◆ **The exercise**
Retype all the records with nothing changed.

>> BEGIN Data provided

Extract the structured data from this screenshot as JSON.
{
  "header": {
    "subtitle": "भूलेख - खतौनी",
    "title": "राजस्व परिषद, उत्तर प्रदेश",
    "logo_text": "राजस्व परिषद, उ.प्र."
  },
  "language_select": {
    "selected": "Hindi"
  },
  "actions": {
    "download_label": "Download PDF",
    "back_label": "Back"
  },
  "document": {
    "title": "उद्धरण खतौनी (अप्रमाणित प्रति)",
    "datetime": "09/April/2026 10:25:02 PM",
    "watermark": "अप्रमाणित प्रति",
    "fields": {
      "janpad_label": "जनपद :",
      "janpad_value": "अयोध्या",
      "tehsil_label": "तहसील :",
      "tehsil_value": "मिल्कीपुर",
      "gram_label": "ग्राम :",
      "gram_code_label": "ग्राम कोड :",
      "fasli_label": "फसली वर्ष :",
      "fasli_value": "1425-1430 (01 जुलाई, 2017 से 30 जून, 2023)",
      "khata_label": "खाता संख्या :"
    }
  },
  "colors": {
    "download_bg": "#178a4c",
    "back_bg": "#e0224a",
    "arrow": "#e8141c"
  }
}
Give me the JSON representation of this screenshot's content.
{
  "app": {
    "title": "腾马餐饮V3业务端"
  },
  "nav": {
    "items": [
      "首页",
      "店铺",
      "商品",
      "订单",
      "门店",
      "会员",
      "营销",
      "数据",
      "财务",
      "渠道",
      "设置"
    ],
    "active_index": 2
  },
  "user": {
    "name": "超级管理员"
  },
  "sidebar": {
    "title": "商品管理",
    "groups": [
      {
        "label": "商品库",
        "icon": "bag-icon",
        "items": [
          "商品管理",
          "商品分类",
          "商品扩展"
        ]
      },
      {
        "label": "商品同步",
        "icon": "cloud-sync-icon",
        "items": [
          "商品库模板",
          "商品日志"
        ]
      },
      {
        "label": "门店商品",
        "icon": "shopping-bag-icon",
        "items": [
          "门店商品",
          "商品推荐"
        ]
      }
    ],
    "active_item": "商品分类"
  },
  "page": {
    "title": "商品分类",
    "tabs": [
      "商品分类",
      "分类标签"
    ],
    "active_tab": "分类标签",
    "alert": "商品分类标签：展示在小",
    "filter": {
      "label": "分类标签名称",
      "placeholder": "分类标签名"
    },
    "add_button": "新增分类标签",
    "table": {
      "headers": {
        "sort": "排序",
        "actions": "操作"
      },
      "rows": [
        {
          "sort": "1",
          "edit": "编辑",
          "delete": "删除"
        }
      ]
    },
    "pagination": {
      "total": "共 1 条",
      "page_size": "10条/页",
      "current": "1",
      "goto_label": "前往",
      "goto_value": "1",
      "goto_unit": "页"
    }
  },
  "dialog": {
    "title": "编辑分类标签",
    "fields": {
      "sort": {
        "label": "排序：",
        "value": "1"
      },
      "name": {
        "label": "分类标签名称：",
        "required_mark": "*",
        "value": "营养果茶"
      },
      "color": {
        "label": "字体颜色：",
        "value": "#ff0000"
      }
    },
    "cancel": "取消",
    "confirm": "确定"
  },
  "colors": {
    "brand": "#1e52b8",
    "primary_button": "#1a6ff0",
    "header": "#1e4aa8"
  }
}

>> END Data provided

◆ **Answer below**
Extract the structured data from this screenshot as JSON.
{
  "header": {
    "subtitle": "भूलेख - खतौनी",
    "title": "राजस्व परिषद, उत्तर प्रदेश",
    "logo_text": "राजस्व परिषद, उ.प्र."
  },
  "language_select": {
    "selected": "Hindi"
  },
  "actions": {
    "download_label": "Download PDF",
    "back_label": "Back"
  },
  "document": {
    "title": "उद्धरण खतौनी (अप्रमाणित प्रति)",
    "datetime": "09/April/2026 10:25:02 PM",
    "watermark": "अप्रमाणित प्रति",
    "fields": {
      "janpad_label": "जनपद :",
      "janpad_value": "अयोध्या",
      "tehsil_label": "तहसील :",
      "tehsil_value": "मिल्कीपुर",
      "gram_label": "ग्राम :",
      "gram_code_label": "ग्राम कोड :",
      "fasli_label": "फसली वर्ष :",
      "fasli_value": "1425-1430 (01 जुलाई, 2017 से 30 जून, 2023)",
      "khata_label": "खाता संख्या :"
    }
  },
  "colors": {
    "download_bg": "#178a4c",
    "back_bg": "#e0224a",
    "arrow": "#e8141c"
  }
}
Give me the JSON representation of this screenshot's content.
{
  "app": {
    "title": "腾马餐饮V3业务端"
  },
  "nav": {
    "items": [
      "首页",
      "店铺",
      "商品",
      "订单",
      "门店",
      "会员",
      "营销",
      "数据",
      "财务",
      "渠道",
      "设置"
    ],
    "active_index": 2
  },
  "user": {
    "name": "超级管理员"
  },
  "sidebar": {
    "title": "商品管理",
    "groups": [
      {
        "label": "商品库",
        "icon": "bag-icon",
        "items": [
          "商品管理",
          "商品分类",
          "商品扩展"
        ]
      },
      {
        "label": "商品同步",
        "icon": "cloud-sync-icon",
        "items": [
          "商品库模板",
          "商品日志"
        ]
      },
      {
        "label": "门店商品",
        "icon": "shopping-bag-icon",
        "items": [
          "门店商品",
          "商品推荐"
        ]
      }
    ],
    "active_item": "商品分类"
  },
  "page": {
    "title": "商品分类",
    "tabs": [
      "商品分类",
      "分类标签"
    ],
    "active_tab": "分类标签",
    "alert": "商品分类标签：展示在小",
    "filter": {
      "label": "分类标签名称",
      "placeholder": "分类标签名"
    },
    "add_button": "新增分类标签",
    "table": {
      "headers": {
        "sort": "排序",
        "actions": "操作"
      },
      "rows": [
        {
          "sort": "1",
          "edit": "编辑",
          "delete": "删除"
        }
      ]
    },
    "pagination": {
      "total": "共 1 条",
      "page_size": "10条/页",
      "current": "1",
      "goto_label": "前往",
      "goto_value": "1",
      "goto_unit": "页"
    }
  },
  "dialog": {
    "title": "编辑分类标签",
    "fields": {
      "sort": {
        "label": "排序：",
        "value": "1"
      },
      "name": {
        "label": "分类标签名称：",
        "required_mark": "*",
        "value": "营养果茶"
      },
      "color": {
        "label": "字体颜色：",
        "value": "#ff0000"
      }
    },
    "cancel": "取消",
    "confirm": "确定"
  },
  "colors": {
    "brand": "#1e52b8",
    "primary_button": "#1a6ff0",
    "header": "#1e4aa8"
  }
}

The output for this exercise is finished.